==== Task material

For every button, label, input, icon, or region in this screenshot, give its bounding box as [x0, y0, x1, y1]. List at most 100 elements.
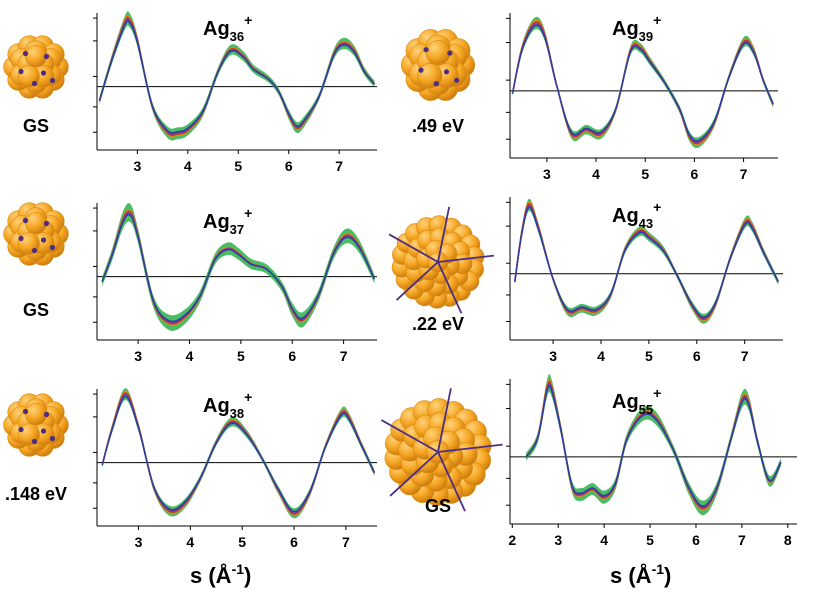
x-tick-label: 4: [184, 158, 192, 174]
cluster-surface-dot: [22, 217, 29, 224]
cluster-surface-dot: [22, 408, 29, 415]
panel-title-base: Ag: [612, 205, 639, 227]
x-axis-label-right-text: s (Å: [610, 562, 652, 588]
cluster-surface-dot: [423, 47, 429, 53]
panel-title-sup: +: [244, 12, 252, 28]
panel-ag43: 3 4 5 6 7 Ag43+ .22 eV: [388, 197, 783, 364]
x-tick-label: 3: [133, 158, 141, 174]
panel-title-sup: +: [244, 389, 252, 405]
cluster-atom: [24, 44, 48, 68]
cluster-surface-dot: [454, 77, 460, 83]
x-tick-label: 4: [186, 534, 194, 550]
symmetry-axis-line: [437, 451, 466, 512]
panel-title-base: Ag: [203, 395, 230, 417]
cluster-atom: [425, 40, 451, 66]
x-tick-label: 7: [738, 532, 746, 548]
cluster-surface-dot: [18, 68, 24, 75]
structure-energy-label: .49 eV: [412, 116, 464, 136]
x-axis-label-left-text: s (Å: [190, 562, 232, 588]
panel-title-sup: +: [653, 385, 661, 401]
cluster-surface-dot: [31, 80, 38, 87]
panel-title: Ag36+: [203, 12, 252, 44]
cluster-surface-dot: [418, 67, 424, 73]
cluster-surface-dot: [18, 426, 24, 433]
cluster-surface-dot: [40, 70, 47, 76]
x-axis-label-right-exp: -1: [652, 561, 665, 577]
series-line-3: [101, 213, 376, 323]
sphere-cluster-icon: [3, 35, 69, 99]
x-axis-label-left: s (Å-1): [190, 561, 251, 588]
x-tick-label: 5: [641, 166, 649, 182]
cluster-surface-dot: [18, 235, 24, 242]
cluster-surface-dot: [43, 220, 50, 227]
x-tick-label: 7: [335, 158, 343, 174]
x-tick-label: 3: [543, 166, 551, 182]
cluster-surface-dot: [49, 244, 56, 251]
series-line-3: [511, 24, 774, 142]
symmetry-axis-line: [395, 261, 439, 301]
cluster-atom: [24, 211, 48, 235]
sphere-cluster-icon: [3, 202, 69, 266]
x-axis-label-right: s (Å-1): [610, 561, 671, 588]
cluster-surface-dot: [40, 237, 47, 243]
cluster-surface-dot: [43, 53, 50, 60]
icosahedral-cluster-icon: [388, 206, 494, 314]
cluster-surface-dot: [31, 438, 38, 445]
cluster-surface-dot: [43, 411, 50, 418]
panel-ag39: 3 4 5 6 7 Ag39+ .49 eV: [400, 12, 778, 182]
uncertainty-band: [102, 203, 375, 331]
x-tick-label: 8: [784, 532, 792, 548]
symmetry-axis-line: [437, 254, 494, 263]
cluster-atom: [24, 402, 48, 426]
x-tick-label: 5: [645, 348, 653, 364]
panel-title-sub: 37: [230, 222, 244, 237]
x-tick-label: 6: [288, 348, 296, 364]
cluster-surface-dot: [49, 77, 56, 84]
panel-title: Ag55+: [612, 385, 661, 417]
panel-title-sub: 55: [639, 402, 653, 417]
panel-title-sub: 36: [230, 29, 244, 44]
symmetry-axis-line: [437, 443, 503, 453]
panel-ag38: 3 4 5 6 7 Ag38+ .148 eV: [3, 388, 377, 550]
sphere-cluster-icon: [400, 29, 476, 101]
panel-ag37: 3 4 5 6 7 Ag37+ GS: [3, 202, 377, 364]
x-tick-label: 6: [693, 348, 701, 364]
panel-title-base: Ag: [612, 391, 639, 413]
panel-title-sup: +: [244, 205, 252, 221]
symmetry-axis-line: [437, 206, 451, 263]
x-tick-label: 5: [237, 348, 245, 364]
series-line-3: [525, 384, 782, 507]
panel-title-sup: +: [653, 12, 661, 28]
x-tick-label: 4: [592, 166, 600, 182]
x-tick-label: 6: [691, 166, 699, 182]
symmetry-axis-line: [388, 233, 439, 263]
x-tick-label: 5: [234, 158, 242, 174]
panel-title: Ag43+: [612, 199, 661, 231]
structure-energy-label: .22 eV: [412, 314, 464, 334]
cluster-surface-dot: [443, 69, 450, 75]
panel-title-sub: 43: [639, 216, 653, 231]
x-tick-label: 6: [285, 158, 293, 174]
panel-ag36: 3 4 5 6 7 Ag36+ GS: [3, 11, 377, 174]
x-tick-label: 6: [290, 534, 298, 550]
panel-title-sup: +: [653, 199, 661, 215]
symmetry-axis-line: [380, 419, 439, 453]
symmetry-axis-line: [437, 261, 463, 314]
x-tick-label: 6: [692, 532, 700, 548]
cluster-surface-dot: [40, 428, 47, 434]
x-tick-label: 7: [342, 534, 350, 550]
x-tick-label: 4: [186, 348, 194, 364]
x-axis-label-right-close: ): [664, 563, 671, 588]
x-tick-label: 5: [238, 534, 246, 550]
x-tick-label: 7: [741, 348, 749, 364]
cluster-surface-dot: [22, 50, 29, 57]
panel-title: Ag37+: [203, 205, 252, 237]
cluster-surface-dot: [447, 50, 453, 56]
panel-ag55: 2 3 4 5 6 7 8 Ag55+ GS: [380, 373, 797, 548]
uncertainty-band: [99, 11, 375, 141]
structure-energy-label: GS: [23, 116, 49, 136]
x-tick-label: 3: [554, 532, 562, 548]
panel-title: Ag39+: [612, 12, 661, 44]
structure-energy-label: GS: [425, 496, 451, 516]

========

__Instructions to follow__:
Reproduce every row above verbatim, and leave the picture out of your copy.

__Written response__:
For every button, label, input, icon, or region in this screenshot, give its bounding box as [x0, y0, x1, y1]. List at most 100 elements.
x-tick-label: 4: [184, 158, 192, 174]
cluster-surface-dot: [22, 217, 29, 224]
cluster-surface-dot: [22, 408, 29, 415]
panel-title-base: Ag: [612, 205, 639, 227]
x-axis-label-right-text: s (Å: [610, 562, 652, 588]
cluster-surface-dot: [423, 47, 429, 53]
panel-title-sup: +: [244, 12, 252, 28]
panel-ag43: 3 4 5 6 7 Ag43+ .22 eV: [388, 197, 783, 364]
x-tick-label: 3: [133, 158, 141, 174]
panel-title-sup: +: [244, 389, 252, 405]
cluster-atom: [24, 44, 48, 68]
cluster-surface-dot: [454, 77, 460, 83]
x-tick-label: 4: [186, 534, 194, 550]
symmetry-axis-line: [437, 451, 466, 512]
panel-title-base: Ag: [203, 395, 230, 417]
cluster-atom: [425, 40, 451, 66]
x-tick-label: 7: [738, 532, 746, 548]
cluster-surface-dot: [18, 68, 24, 75]
structure-energy-label: .49 eV: [412, 116, 464, 136]
x-axis-label-left-text: s (Å: [190, 562, 232, 588]
panel-title-sup: +: [653, 385, 661, 401]
cluster-surface-dot: [31, 80, 38, 87]
panel-title: Ag36+: [203, 12, 252, 44]
cluster-surface-dot: [418, 67, 424, 73]
cluster-surface-dot: [18, 426, 24, 433]
cluster-surface-dot: [40, 70, 47, 76]
x-axis-label-right-exp: -1: [652, 561, 665, 577]
series-line-3: [101, 213, 376, 323]
sphere-cluster-icon: [3, 35, 69, 99]
x-axis-label-left: s (Å-1): [190, 561, 251, 588]
x-tick-label: 5: [641, 166, 649, 182]
cluster-surface-dot: [18, 235, 24, 242]
cluster-surface-dot: [43, 220, 50, 227]
x-tick-label: 7: [335, 158, 343, 174]
x-tick-label: 3: [543, 166, 551, 182]
cluster-surface-dot: [49, 244, 56, 251]
series-line-3: [511, 24, 774, 142]
symmetry-axis-line: [395, 261, 439, 301]
cluster-atom: [24, 211, 48, 235]
sphere-cluster-icon: [3, 202, 69, 266]
x-axis-label-right: s (Å-1): [610, 561, 671, 588]
cluster-surface-dot: [40, 237, 47, 243]
cluster-surface-dot: [43, 53, 50, 60]
icosahedral-cluster-icon: [388, 206, 494, 314]
cluster-surface-dot: [31, 438, 38, 445]
cluster-surface-dot: [43, 411, 50, 418]
panel-ag39: 3 4 5 6 7 Ag39+ .49 eV: [400, 12, 778, 182]
uncertainty-band: [102, 203, 375, 331]
x-tick-label: 8: [784, 532, 792, 548]
symmetry-axis-line: [437, 254, 494, 263]
cluster-atom: [24, 402, 48, 426]
x-tick-label: 5: [645, 348, 653, 364]
panel-title-sub: 37: [230, 222, 244, 237]
x-tick-label: 6: [288, 348, 296, 364]
cluster-surface-dot: [49, 77, 56, 84]
panel-title: Ag55+: [612, 385, 661, 417]
panel-title-sub: 55: [639, 402, 653, 417]
panel-title-sub: 36: [230, 29, 244, 44]
symmetry-axis-line: [437, 443, 503, 453]
panel-ag38: 3 4 5 6 7 Ag38+ .148 eV: [3, 388, 377, 550]
sphere-cluster-icon: [400, 29, 476, 101]
panel-ag37: 3 4 5 6 7 Ag37+ GS: [3, 202, 377, 364]
x-tick-label: 6: [693, 348, 701, 364]
panel-title-base: Ag: [612, 391, 639, 413]
panel-title-sup: +: [244, 205, 252, 221]
symmetry-axis-line: [437, 206, 451, 263]
x-tick-label: 5: [237, 348, 245, 364]
series-line-3: [525, 384, 782, 507]
panel-title-sup: +: [653, 12, 661, 28]
x-tick-label: 4: [592, 166, 600, 182]
x-tick-label: 6: [691, 166, 699, 182]
symmetry-axis-line: [388, 233, 439, 263]
x-tick-label: 5: [234, 158, 242, 174]
panel-title: Ag43+: [612, 199, 661, 231]
structure-energy-label: .22 eV: [412, 314, 464, 334]
cluster-surface-dot: [443, 69, 450, 75]
panel-title-sub: 43: [639, 216, 653, 231]
x-tick-label: 6: [285, 158, 293, 174]
panel-ag36: 3 4 5 6 7 Ag36+ GS: [3, 11, 377, 174]
x-tick-label: 6: [290, 534, 298, 550]
panel-title-sup: +: [653, 199, 661, 215]
symmetry-axis-line: [380, 419, 439, 453]
symmetry-axis-line: [437, 261, 463, 314]
x-tick-label: 6: [692, 532, 700, 548]
cluster-surface-dot: [40, 428, 47, 434]
x-tick-label: 7: [342, 534, 350, 550]
x-tick-label: 4: [186, 348, 194, 364]
x-axis-label-right-close: ): [664, 563, 671, 588]
x-tick-label: 5: [238, 534, 246, 550]
x-tick-label: 7: [741, 348, 749, 364]
cluster-surface-dot: [22, 50, 29, 57]
panel-title: Ag37+: [203, 205, 252, 237]
cluster-surface-dot: [447, 50, 453, 56]
panel-ag55: 2 3 4 5 6 7 8 Ag55+ GS: [380, 373, 797, 548]
uncertainty-band: [99, 11, 375, 141]
structure-energy-label: GS: [23, 116, 49, 136]
x-tick-label: 3: [554, 532, 562, 548]
panel-title: Ag39+: [612, 12, 661, 44]
structure-energy-label: GS: [425, 496, 451, 516]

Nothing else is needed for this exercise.